What is expected — Print the data exactly, leaving nothing out.
--------
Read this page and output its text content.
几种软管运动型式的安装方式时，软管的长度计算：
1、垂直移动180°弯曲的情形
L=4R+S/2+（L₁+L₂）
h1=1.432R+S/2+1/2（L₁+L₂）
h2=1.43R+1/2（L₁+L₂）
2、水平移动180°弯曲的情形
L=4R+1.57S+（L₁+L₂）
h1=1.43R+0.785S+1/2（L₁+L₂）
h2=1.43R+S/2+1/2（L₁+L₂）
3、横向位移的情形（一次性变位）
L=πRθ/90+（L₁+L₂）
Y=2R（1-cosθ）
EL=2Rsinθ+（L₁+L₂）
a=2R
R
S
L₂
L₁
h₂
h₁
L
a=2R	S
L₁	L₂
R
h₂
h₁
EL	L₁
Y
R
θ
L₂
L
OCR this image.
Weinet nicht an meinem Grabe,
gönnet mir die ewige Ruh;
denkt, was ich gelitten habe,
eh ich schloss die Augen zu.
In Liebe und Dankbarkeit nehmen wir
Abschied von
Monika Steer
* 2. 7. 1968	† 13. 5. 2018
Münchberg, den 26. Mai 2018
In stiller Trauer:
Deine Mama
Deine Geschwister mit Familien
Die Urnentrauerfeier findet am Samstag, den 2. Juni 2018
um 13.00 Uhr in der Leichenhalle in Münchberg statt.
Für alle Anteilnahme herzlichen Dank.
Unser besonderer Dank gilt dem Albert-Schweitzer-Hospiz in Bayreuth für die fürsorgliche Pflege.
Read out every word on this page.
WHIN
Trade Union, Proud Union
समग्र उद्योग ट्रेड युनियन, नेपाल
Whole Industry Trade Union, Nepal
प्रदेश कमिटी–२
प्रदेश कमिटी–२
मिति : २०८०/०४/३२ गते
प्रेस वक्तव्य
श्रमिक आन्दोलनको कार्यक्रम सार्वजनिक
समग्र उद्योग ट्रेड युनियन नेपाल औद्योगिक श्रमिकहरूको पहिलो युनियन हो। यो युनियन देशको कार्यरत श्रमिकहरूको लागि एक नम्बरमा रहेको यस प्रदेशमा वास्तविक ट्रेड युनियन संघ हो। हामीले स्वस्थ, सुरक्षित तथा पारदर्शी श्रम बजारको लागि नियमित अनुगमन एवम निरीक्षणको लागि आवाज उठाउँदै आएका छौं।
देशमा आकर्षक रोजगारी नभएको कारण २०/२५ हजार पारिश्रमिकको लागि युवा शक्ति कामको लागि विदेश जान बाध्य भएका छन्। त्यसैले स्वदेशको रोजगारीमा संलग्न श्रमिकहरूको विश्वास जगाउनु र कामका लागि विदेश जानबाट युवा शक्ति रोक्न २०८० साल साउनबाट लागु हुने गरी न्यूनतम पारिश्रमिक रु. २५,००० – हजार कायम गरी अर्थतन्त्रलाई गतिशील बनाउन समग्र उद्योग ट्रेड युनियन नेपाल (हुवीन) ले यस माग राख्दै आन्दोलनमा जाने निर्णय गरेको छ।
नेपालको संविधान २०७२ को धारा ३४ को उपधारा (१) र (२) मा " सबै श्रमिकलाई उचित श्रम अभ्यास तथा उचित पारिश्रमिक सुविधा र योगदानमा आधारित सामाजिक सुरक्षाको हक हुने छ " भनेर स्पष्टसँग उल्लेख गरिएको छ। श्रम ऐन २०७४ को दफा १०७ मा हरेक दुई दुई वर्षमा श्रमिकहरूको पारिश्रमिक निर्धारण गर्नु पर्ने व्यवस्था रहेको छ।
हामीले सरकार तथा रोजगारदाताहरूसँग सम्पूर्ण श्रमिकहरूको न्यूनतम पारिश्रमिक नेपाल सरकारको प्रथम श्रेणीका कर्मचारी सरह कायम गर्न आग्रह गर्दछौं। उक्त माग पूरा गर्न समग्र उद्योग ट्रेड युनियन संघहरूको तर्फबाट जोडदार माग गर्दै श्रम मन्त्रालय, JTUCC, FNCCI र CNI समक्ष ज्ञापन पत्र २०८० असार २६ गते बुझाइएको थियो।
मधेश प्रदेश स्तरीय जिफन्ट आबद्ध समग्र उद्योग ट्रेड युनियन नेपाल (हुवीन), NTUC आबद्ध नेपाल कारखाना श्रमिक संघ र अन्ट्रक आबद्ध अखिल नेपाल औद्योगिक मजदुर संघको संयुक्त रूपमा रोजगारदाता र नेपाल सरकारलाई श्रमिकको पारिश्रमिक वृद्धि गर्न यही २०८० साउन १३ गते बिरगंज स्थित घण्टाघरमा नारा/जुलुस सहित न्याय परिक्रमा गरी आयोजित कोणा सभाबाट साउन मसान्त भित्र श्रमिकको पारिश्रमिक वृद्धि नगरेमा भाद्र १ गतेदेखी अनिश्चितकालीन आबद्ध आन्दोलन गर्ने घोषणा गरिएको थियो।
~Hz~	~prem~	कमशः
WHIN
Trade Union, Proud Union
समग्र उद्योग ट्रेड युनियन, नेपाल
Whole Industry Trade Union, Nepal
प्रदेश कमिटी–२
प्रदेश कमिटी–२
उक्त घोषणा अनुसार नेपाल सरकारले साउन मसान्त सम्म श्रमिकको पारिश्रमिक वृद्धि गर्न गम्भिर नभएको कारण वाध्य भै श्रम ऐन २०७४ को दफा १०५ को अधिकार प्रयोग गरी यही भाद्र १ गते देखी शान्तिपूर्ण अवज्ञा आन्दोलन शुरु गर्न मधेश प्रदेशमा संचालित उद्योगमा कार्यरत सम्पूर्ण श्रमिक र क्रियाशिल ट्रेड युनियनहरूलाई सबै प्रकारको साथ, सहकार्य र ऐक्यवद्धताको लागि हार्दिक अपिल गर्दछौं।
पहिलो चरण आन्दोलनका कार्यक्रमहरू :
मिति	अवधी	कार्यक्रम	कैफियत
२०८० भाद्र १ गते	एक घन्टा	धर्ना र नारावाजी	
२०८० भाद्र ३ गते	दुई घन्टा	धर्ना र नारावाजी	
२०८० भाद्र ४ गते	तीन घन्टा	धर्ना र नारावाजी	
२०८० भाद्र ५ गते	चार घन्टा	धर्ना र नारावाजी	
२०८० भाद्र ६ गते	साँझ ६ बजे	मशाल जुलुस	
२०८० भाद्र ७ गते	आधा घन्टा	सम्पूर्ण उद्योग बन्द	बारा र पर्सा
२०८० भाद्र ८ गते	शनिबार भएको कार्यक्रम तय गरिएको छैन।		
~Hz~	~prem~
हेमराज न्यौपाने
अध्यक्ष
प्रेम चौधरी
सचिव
--------
Answer to this task —
Read this page and output its text content.
几种软管运动型式的安装方式时，软管的长度计算：
1、垂直移动180°弯曲的情形
L=4R+S/2+（L₁+L₂）
h1=1.432R+S/2+1/2（L₁+L₂）
h2=1.43R+1/2（L₁+L₂）
2、水平移动180°弯曲的情形
L=4R+1.57S+（L₁+L₂）
h1=1.43R+0.785S+1/2（L₁+L₂）
h2=1.43R+S/2+1/2（L₁+L₂）
3、横向位移的情形（一次性变位）
L=πRθ/90+（L₁+L₂）
Y=2R（1-cosθ）
EL=2Rsinθ+（L₁+L₂）
a=2R
R
S
L₂
L₁
h₂
h₁
L
a=2R	S
L₁	L₂
R
h₂
h₁
EL	L₁
Y
R
θ
L₂
L
OCR this image.
Weinet nicht an meinem Grabe,
gönnet mir die ewige Ruh;
denkt, was ich gelitten habe,
eh ich schloss die Augen zu.
In Liebe und Dankbarkeit nehmen wir
Abschied von
Monika Steer
* 2. 7. 1968	† 13. 5. 2018
Münchberg, den 26. Mai 2018
In stiller Trauer:
Deine Mama
Deine Geschwister mit Familien
Die Urnentrauerfeier findet am Samstag, den 2. Juni 2018
um 13.00 Uhr in der Leichenhalle in Münchberg statt.
Für alle Anteilnahme herzlichen Dank.
Unser besonderer Dank gilt dem Albert-Schweitzer-Hospiz in Bayreuth für die fürsorgliche Pflege.
Read out every word on this page.
WHIN
Trade Union, Proud Union
समग्र उद्योग ट्रेड युनियन, नेपाल
Whole Industry Trade Union, Nepal
प्रदेश कमिटी–२
प्रदेश कमिटी–२
मिति : २०८०/०४/३२ गते
प्रेस वक्तव्य
श्रमिक आन्दोलनको कार्यक्रम सार्वजनिक
समग्र उद्योग ट्रेड युनियन नेपाल औद्योगिक श्रमिकहरूको पहिलो युनियन हो। यो युनियन देशको कार्यरत श्रमिकहरूको लागि एक नम्बरमा रहेको यस प्रदेशमा वास्तविक ट्रेड युनियन संघ हो। हामीले स्वस्थ, सुरक्षित तथा पारदर्शी श्रम बजारको लागि नियमित अनुगमन एवम निरीक्षणको लागि आवाज उठाउँदै आएका छौं।
देशमा आकर्षक रोजगारी नभएको कारण २०/२५ हजार पारिश्रमिकको लागि युवा शक्ति कामको लागि विदेश जान बाध्य भएका छन्। त्यसैले स्वदेशको रोजगारीमा संलग्न श्रमिकहरूको विश्वास जगाउनु र कामका लागि विदेश जानबाट युवा शक्ति रोक्न २०८० साल साउनबाट लागु हुने गरी न्यूनतम पारिश्रमिक रु. २५,००० – हजार कायम गरी अर्थतन्त्रलाई गतिशील बनाउन समग्र उद्योग ट्रेड युनियन नेपाल (हुवीन) ले यस माग राख्दै आन्दोलनमा जाने निर्णय गरेको छ।
नेपालको संविधान २०७२ को धारा ३४ को उपधारा (१) र (२) मा " सबै श्रमिकलाई उचित श्रम अभ्यास तथा उचित पारिश्रमिक सुविधा र योगदानमा आधारित सामाजिक सुरक्षाको हक हुने छ " भनेर स्पष्टसँग उल्लेख गरिएको छ। श्रम ऐन २०७४ को दफा १०७ मा हरेक दुई दुई वर्षमा श्रमिकहरूको पारिश्रमिक निर्धारण गर्नु पर्ने व्यवस्था रहेको छ।
हामीले सरकार तथा रोजगारदाताहरूसँग सम्पूर्ण श्रमिकहरूको न्यूनतम पारिश्रमिक नेपाल सरकारको प्रथम श्रेणीका कर्मचारी सरह कायम गर्न आग्रह गर्दछौं। उक्त माग पूरा गर्न समग्र उद्योग ट्रेड युनियन संघहरूको तर्फबाट जोडदार माग गर्दै श्रम मन्त्रालय, JTUCC, FNCCI र CNI समक्ष ज्ञापन पत्र २०८० असार २६ गते बुझाइएको थियो।
मधेश प्रदेश स्तरीय जिफन्ट आबद्ध समग्र उद्योग ट्रेड युनियन नेपाल (हुवीन), NTUC आबद्ध नेपाल कारखाना श्रमिक संघ र अन्ट्रक आबद्ध अखिल नेपाल औद्योगिक मजदुर संघको संयुक्त रूपमा रोजगारदाता र नेपाल सरकारलाई श्रमिकको पारिश्रमिक वृद्धि गर्न यही २०८० साउन १३ गते बिरगंज स्थित घण्टाघरमा नारा/जुलुस सहित न्याय परिक्रमा गरी आयोजित कोणा सभाबाट साउन मसान्त भित्र श्रमिकको पारिश्रमिक वृद्धि नगरेमा भाद्र १ गतेदेखी अनिश्चितकालीन आबद्ध आन्दोलन गर्ने घोषणा गरिएको थियो।
~Hz~	~prem~	कमशः
WHIN
Trade Union, Proud Union
समग्र उद्योग ट्रेड युनियन, नेपाल
Whole Industry Trade Union, Nepal
प्रदेश कमिटी–२
प्रदेश कमिटी–२
उक्त घोषणा अनुसार नेपाल सरकारले साउन मसान्त सम्म श्रमिकको पारिश्रमिक वृद्धि गर्न गम्भिर नभएको कारण वाध्य भै श्रम ऐन २०७४ को दफा १०५ को अधिकार प्रयोग गरी यही भाद्र १ गते देखी शान्तिपूर्ण अवज्ञा आन्दोलन शुरु गर्न मधेश प्रदेशमा संचालित उद्योगमा कार्यरत सम्पूर्ण श्रमिक र क्रियाशिल ट्रेड युनियनहरूलाई सबै प्रकारको साथ, सहकार्य र ऐक्यवद्धताको लागि हार्दिक अपिल गर्दछौं।
पहिलो चरण आन्दोलनका कार्यक्रमहरू :
मिति	अवधी	कार्यक्रम	कैफियत
२०८० भाद्र १ गते	एक घन्टा	धर्ना र नारावाजी	
२०८० भाद्र ३ गते	दुई घन्टा	धर्ना र नारावाजी	
२०८० भाद्र ४ गते	तीन घन्टा	धर्ना र नारावाजी	
२०८० भाद्र ५ गते	चार घन्टा	धर्ना र नारावाजी	
२०८० भाद्र ६ गते	साँझ ६ बजे	मशाल जुलुस	
२०८० भाद्र ७ गते	आधा घन्टा	सम्पूर्ण उद्योग बन्द	बारा र पर्सा
२०८० भाद्र ८ गते	शनिबार भएको कार्यक्रम तय गरिएको छैन।		
~Hz~	~prem~
हेमराज न्यौपाने
अध्यक्ष
प्रेम चौधरी
सचिव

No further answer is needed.